▶ [Extracted records]
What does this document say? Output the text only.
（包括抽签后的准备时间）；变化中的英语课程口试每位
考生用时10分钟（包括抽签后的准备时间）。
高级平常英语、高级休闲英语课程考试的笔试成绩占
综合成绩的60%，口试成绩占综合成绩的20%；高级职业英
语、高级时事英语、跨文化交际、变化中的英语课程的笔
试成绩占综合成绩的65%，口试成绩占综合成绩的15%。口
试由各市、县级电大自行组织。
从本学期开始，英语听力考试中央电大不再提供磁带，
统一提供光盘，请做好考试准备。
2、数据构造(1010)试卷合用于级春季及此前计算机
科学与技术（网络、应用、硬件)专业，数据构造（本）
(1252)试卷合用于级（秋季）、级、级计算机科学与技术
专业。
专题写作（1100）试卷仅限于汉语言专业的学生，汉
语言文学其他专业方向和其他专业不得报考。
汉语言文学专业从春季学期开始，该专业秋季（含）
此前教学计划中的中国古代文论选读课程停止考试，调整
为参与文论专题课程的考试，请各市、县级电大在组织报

▶ [Written instruction] Copy out the material above in its entirety. Every detail must match.

▶ [Solution for this exercise]
What does this document say? Output the text only.
（包括抽签后的准备时间）；变化中的英语课程口试每位
考生用时10分钟（包括抽签后的准备时间）。
高级平常英语、高级休闲英语课程考试的笔试成绩占
综合成绩的60%，口试成绩占综合成绩的20%；高级职业英
语、高级时事英语、跨文化交际、变化中的英语课程的笔
试成绩占综合成绩的65%，口试成绩占综合成绩的15%。口
试由各市、县级电大自行组织。
从本学期开始，英语听力考试中央电大不再提供磁带，
统一提供光盘，请做好考试准备。
2、数据构造(1010)试卷合用于级春季及此前计算机
科学与技术（网络、应用、硬件)专业，数据构造（本）
(1252)试卷合用于级（秋季）、级、级计算机科学与技术
专业。
专题写作（1100）试卷仅限于汉语言专业的学生，汉
语言文学其他专业方向和其他专业不得报考。
汉语言文学专业从春季学期开始，该专业秋季（含）
此前教学计划中的中国古代文论选读课程停止考试，调整
为参与文论专题课程的考试，请各市、县级电大在组织报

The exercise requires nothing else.